*TASK ITEM*
Go through the records and filter out every line lacking the word "false"; copy the lines that remain.

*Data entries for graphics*
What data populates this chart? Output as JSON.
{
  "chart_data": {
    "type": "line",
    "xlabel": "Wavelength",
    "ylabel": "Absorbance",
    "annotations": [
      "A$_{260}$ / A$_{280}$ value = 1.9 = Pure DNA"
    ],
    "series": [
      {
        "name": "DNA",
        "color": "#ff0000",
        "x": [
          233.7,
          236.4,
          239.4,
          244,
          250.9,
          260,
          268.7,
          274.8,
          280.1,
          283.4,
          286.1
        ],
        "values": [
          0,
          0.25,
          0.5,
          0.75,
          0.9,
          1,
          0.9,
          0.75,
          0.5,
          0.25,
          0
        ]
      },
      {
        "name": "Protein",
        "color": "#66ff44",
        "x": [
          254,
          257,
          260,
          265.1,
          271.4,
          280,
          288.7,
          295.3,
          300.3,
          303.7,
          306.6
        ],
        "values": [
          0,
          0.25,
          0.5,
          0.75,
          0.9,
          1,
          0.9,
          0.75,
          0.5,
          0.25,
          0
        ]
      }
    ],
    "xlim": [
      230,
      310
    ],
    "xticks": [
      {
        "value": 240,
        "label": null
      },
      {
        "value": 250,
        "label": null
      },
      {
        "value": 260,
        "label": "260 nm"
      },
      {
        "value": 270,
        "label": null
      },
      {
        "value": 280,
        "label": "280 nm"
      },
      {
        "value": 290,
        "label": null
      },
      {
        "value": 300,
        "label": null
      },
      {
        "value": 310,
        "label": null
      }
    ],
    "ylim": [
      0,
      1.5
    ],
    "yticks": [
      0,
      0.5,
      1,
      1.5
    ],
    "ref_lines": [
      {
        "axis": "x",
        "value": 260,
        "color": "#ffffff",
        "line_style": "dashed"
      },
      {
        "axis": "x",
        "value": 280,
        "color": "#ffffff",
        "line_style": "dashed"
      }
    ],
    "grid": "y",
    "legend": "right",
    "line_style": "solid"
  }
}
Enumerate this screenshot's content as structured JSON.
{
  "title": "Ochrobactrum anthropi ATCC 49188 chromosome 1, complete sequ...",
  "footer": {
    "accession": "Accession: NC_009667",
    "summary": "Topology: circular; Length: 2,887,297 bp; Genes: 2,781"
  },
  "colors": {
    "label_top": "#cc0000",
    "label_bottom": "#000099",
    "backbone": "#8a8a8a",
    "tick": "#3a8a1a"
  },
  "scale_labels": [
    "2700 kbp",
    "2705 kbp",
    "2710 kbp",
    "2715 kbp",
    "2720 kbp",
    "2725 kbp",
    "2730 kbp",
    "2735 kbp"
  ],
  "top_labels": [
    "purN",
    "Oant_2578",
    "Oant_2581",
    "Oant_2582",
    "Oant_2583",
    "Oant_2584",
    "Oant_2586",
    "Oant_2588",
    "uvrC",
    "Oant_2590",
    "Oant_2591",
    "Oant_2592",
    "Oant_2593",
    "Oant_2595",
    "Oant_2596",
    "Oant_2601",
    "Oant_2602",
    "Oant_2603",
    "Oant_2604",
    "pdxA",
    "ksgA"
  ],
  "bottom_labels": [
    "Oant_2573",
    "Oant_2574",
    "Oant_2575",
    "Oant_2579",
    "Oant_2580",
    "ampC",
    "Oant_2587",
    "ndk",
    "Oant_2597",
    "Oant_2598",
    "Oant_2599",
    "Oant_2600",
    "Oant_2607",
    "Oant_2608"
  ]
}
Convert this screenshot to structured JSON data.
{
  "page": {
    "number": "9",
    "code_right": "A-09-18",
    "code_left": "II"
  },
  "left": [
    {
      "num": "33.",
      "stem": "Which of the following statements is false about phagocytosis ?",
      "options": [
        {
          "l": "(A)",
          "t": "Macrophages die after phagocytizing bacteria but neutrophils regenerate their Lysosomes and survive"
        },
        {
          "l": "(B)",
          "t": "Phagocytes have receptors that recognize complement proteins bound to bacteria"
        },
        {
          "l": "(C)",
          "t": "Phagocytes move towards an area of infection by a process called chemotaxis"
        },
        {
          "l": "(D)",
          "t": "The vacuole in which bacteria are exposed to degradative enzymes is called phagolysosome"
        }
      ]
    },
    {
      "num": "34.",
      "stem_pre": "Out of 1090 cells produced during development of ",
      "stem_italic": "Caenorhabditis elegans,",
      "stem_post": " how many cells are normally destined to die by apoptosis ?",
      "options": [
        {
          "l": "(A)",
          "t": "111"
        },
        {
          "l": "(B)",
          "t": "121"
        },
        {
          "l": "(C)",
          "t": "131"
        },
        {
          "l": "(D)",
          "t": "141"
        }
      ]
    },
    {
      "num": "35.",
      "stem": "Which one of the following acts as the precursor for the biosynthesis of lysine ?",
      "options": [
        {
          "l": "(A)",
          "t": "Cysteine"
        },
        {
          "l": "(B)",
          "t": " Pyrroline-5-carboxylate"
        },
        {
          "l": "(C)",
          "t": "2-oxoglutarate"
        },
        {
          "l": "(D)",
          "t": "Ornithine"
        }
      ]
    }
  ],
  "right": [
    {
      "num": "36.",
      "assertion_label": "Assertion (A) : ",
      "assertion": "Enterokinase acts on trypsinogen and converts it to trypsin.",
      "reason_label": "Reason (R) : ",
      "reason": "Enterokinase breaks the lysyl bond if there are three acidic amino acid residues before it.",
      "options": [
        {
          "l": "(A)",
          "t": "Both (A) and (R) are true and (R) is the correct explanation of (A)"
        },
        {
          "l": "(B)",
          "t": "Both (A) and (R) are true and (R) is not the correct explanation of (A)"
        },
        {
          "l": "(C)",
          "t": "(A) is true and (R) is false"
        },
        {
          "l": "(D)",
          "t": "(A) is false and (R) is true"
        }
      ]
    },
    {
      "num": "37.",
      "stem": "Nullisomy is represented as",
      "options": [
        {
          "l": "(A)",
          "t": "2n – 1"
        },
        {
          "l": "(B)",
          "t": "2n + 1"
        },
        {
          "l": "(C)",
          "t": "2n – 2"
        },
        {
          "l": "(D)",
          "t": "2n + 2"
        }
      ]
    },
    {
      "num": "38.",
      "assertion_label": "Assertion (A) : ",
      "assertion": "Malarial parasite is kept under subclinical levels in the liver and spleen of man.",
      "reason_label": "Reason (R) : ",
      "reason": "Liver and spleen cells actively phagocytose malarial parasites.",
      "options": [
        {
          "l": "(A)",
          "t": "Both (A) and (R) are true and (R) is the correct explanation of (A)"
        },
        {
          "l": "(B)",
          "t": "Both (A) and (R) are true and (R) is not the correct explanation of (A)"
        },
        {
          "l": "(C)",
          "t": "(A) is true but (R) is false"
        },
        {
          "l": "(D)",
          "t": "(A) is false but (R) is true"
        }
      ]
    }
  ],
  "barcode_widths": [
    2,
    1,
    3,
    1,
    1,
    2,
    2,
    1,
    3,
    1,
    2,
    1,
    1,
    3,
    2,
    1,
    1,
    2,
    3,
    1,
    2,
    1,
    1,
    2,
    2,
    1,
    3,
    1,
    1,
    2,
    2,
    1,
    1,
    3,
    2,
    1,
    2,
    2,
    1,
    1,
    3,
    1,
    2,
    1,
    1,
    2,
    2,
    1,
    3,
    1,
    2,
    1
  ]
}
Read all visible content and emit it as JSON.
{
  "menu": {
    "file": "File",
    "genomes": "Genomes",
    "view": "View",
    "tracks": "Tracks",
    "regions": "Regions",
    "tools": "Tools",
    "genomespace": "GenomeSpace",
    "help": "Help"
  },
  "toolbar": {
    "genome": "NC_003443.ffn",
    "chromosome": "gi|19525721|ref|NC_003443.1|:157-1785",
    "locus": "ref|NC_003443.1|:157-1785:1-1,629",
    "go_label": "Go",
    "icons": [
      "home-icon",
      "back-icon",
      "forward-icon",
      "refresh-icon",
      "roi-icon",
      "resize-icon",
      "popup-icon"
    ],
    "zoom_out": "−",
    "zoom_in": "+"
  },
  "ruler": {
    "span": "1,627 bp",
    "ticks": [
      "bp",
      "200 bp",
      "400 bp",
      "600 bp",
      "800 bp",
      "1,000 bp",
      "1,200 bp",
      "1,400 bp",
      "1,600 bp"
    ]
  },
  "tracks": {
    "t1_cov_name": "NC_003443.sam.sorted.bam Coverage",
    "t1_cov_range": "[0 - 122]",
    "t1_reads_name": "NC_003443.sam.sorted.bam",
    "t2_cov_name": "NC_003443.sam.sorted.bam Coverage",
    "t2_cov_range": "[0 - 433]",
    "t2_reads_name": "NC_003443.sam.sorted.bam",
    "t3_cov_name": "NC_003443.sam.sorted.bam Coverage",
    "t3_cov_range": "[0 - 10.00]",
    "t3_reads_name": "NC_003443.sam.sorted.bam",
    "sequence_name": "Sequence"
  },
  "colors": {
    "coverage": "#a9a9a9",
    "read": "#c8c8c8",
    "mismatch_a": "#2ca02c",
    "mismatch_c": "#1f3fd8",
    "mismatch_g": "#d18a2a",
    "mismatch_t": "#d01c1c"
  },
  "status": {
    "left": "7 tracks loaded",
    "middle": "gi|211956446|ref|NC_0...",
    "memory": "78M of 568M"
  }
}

*FINISHED EXERCISE*
      "stem": "Which of the following statements is false about phagocytosis ?",
          "t": "(A) is true and (R) is false"
          "t": "(A) is false and (R) is true"
          "t": "(A) is true but (R) is false"
          "t": "(A) is false but (R) is true"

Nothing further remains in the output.